::: Records to process :::

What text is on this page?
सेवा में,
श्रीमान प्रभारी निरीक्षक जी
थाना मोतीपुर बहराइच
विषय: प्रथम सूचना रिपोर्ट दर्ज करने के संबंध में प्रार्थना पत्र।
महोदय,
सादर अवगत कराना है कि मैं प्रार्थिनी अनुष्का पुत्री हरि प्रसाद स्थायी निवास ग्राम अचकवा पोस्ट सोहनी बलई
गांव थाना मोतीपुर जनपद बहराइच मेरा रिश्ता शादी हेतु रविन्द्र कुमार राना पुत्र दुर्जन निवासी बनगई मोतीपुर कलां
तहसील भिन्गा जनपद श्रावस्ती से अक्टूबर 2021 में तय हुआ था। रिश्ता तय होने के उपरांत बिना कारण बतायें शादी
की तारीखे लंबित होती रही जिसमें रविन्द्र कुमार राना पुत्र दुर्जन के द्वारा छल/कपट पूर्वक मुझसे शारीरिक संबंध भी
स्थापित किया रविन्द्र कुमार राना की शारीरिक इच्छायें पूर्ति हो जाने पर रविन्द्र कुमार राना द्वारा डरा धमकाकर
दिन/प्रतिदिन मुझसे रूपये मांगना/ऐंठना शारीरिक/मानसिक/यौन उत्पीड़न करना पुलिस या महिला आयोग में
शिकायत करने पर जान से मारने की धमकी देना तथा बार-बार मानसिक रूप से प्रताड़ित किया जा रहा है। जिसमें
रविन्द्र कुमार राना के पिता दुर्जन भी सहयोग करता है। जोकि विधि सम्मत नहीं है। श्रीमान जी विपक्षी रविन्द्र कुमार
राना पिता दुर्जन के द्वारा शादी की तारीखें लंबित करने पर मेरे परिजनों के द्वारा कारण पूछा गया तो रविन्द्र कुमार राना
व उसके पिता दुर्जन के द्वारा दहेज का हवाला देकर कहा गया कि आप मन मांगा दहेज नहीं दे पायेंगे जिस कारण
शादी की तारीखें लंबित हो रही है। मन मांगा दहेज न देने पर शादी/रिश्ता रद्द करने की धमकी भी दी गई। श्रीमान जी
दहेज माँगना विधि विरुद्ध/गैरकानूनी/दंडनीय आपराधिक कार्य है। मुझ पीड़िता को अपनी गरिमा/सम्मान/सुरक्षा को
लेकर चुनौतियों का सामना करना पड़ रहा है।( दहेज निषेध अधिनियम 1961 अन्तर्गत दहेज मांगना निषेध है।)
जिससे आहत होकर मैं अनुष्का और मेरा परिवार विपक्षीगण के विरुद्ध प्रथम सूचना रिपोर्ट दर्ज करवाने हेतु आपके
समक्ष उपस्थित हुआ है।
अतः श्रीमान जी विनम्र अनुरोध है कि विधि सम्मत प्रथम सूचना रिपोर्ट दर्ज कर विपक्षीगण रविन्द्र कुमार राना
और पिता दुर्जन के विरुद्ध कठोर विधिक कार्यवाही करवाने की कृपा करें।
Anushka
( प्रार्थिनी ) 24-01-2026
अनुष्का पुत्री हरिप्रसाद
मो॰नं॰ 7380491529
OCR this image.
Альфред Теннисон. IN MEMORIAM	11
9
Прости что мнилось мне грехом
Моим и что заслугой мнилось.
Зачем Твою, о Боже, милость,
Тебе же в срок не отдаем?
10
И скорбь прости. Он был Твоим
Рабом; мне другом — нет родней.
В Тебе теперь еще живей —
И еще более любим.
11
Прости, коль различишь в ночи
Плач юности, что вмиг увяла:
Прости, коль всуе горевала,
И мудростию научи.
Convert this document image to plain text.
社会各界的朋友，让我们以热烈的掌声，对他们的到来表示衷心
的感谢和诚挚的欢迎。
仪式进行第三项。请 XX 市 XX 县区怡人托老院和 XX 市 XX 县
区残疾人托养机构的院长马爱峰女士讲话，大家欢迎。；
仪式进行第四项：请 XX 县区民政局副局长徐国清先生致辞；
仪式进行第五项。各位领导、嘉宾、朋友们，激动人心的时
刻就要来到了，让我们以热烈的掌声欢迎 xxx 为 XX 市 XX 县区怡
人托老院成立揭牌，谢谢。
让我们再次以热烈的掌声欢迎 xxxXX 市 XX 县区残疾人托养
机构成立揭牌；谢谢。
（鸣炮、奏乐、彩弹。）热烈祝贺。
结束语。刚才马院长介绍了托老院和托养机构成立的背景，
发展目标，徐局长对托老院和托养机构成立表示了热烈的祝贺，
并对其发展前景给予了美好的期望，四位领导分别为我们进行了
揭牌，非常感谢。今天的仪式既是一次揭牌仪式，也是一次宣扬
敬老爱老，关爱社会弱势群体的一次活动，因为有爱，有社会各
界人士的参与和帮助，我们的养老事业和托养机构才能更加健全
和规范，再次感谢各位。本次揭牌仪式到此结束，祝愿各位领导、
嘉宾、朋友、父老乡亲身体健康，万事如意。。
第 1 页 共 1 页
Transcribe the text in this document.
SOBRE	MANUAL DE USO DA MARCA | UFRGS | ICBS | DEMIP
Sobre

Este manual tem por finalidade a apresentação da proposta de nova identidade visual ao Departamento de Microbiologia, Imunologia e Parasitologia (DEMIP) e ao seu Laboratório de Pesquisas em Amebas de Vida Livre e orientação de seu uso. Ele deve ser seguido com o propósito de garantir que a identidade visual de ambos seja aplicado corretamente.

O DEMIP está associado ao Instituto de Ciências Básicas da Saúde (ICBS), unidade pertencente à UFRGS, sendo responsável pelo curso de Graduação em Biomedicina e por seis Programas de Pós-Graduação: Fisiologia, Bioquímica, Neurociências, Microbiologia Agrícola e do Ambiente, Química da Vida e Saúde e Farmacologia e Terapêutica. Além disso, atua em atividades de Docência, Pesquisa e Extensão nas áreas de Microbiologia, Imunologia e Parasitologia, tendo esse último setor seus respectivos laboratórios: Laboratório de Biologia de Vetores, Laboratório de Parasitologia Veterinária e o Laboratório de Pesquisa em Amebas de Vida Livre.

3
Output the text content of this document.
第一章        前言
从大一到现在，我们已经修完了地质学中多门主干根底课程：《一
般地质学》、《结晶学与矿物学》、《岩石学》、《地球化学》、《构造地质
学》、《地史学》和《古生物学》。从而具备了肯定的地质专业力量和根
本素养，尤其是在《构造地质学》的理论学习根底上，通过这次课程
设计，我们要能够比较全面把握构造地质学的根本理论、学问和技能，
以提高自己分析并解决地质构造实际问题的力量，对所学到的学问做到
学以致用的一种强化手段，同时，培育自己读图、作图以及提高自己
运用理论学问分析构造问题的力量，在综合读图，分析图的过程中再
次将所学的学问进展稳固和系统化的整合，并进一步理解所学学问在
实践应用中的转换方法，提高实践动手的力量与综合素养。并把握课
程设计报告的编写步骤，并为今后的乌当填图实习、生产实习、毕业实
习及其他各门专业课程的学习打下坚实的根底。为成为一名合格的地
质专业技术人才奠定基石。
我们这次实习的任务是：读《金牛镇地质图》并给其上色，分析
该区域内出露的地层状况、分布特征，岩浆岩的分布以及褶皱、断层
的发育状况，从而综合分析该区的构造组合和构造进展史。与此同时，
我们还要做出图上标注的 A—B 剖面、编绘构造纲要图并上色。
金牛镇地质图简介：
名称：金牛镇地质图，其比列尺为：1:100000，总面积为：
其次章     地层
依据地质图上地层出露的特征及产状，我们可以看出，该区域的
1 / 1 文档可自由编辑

:::

__What the task asks__
Among the lines above, how many contain the string "document"? State the number alone.

__In response__
3